Task data
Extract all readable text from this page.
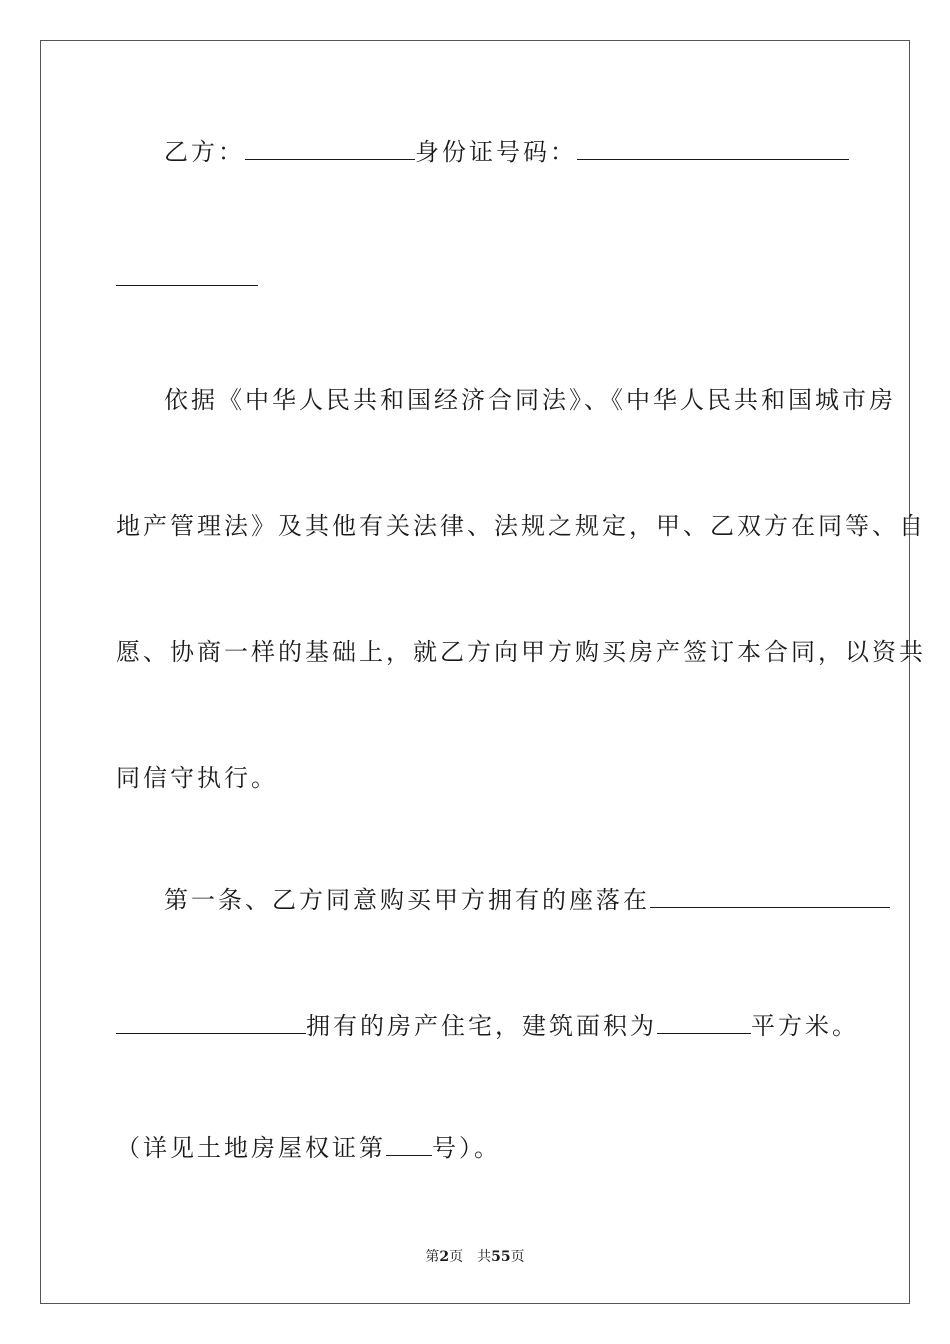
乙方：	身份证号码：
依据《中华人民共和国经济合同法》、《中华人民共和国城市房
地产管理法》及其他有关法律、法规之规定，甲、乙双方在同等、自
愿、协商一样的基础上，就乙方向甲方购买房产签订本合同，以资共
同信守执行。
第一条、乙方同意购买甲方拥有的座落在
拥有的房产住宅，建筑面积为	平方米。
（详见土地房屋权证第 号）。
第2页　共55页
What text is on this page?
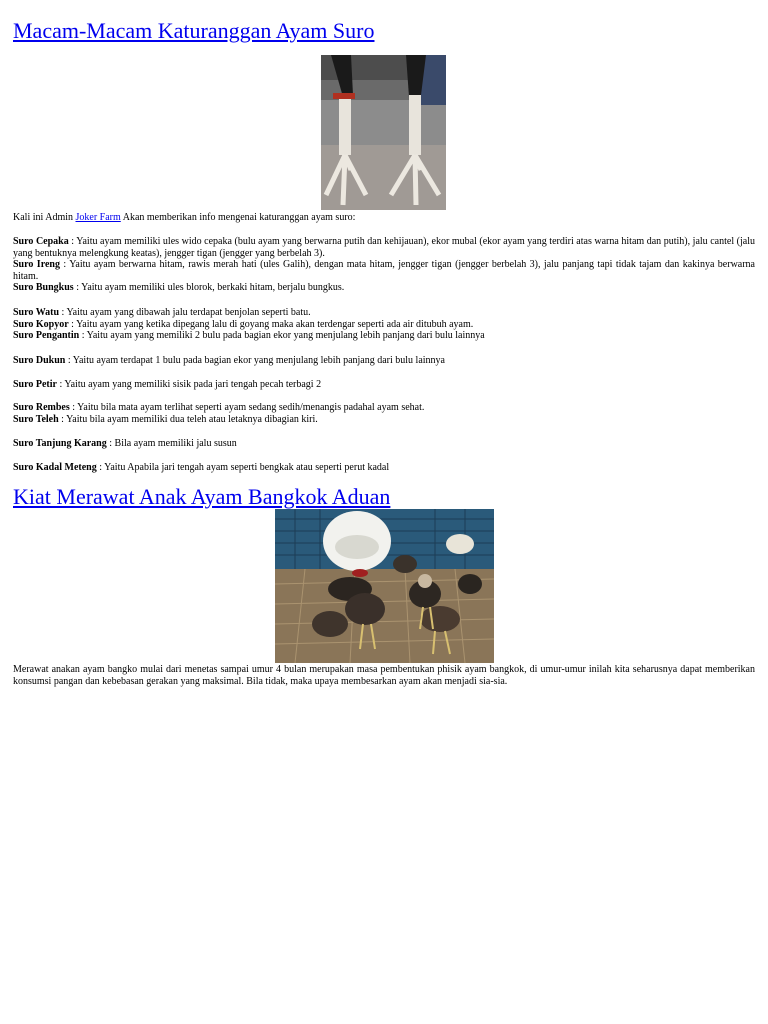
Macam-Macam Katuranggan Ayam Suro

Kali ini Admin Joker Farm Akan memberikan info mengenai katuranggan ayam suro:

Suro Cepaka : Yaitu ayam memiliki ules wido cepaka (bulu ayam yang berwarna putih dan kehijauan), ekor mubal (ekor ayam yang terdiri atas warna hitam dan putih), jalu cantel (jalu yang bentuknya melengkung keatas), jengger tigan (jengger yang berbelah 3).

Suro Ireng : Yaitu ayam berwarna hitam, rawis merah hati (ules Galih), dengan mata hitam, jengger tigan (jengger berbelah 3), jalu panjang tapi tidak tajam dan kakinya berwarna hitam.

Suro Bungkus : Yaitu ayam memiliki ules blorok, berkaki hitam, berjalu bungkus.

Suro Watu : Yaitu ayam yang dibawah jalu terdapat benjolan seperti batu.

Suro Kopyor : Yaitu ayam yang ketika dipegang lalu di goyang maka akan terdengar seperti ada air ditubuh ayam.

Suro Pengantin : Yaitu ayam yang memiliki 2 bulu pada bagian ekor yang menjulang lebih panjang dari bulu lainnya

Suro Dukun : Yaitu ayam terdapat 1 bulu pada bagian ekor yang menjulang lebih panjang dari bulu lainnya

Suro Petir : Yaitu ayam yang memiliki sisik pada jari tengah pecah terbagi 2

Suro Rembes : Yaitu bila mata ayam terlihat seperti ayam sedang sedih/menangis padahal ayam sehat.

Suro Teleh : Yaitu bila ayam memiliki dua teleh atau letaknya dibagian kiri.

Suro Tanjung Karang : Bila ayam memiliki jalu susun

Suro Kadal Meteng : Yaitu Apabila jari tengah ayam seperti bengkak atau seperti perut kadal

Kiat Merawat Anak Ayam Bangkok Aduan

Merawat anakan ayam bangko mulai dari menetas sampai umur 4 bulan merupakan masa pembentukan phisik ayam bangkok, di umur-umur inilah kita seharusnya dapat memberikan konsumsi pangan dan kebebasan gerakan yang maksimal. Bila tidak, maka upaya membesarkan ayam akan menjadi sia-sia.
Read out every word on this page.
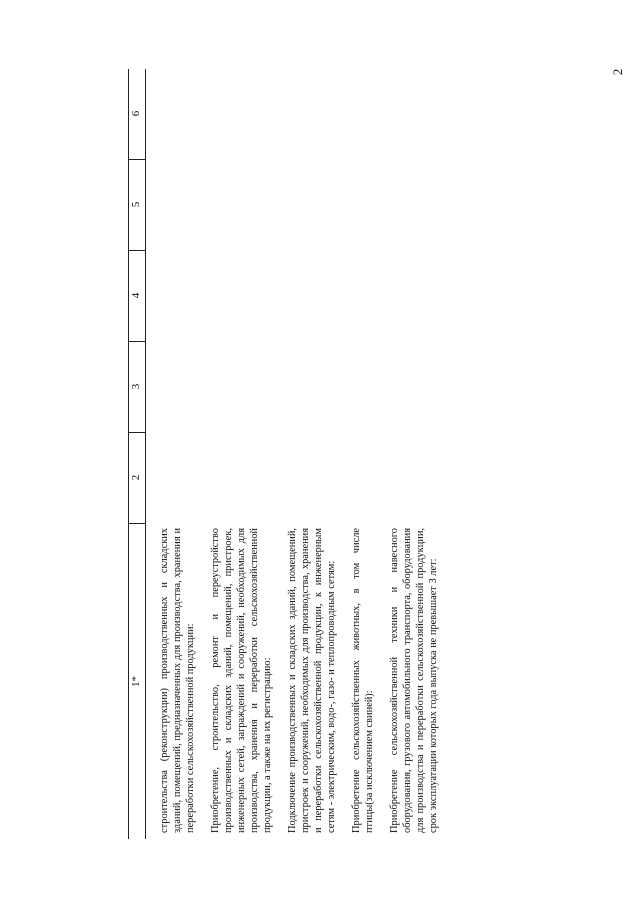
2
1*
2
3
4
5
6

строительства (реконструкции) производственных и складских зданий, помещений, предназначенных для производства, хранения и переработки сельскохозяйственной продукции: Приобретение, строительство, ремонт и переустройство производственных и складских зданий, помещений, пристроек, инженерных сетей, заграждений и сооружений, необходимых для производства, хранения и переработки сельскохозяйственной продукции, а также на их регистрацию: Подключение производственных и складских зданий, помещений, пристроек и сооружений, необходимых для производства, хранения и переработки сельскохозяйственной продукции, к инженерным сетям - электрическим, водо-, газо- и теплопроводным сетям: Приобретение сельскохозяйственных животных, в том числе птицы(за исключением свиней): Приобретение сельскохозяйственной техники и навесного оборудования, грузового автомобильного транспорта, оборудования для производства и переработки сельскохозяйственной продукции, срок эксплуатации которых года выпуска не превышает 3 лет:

Written task
Filter the records down to the lines that contain the string "lainnya", and copy those lines.

Task solution
Suro Pengantin : Yaitu ayam yang memiliki 2 bulu pada bagian ekor yang menjulang lebih panjang dari bulu lainnya
Suro Dukun : Yaitu ayam terdapat 1 bulu pada bagian ekor yang menjulang lebih panjang dari bulu lainnya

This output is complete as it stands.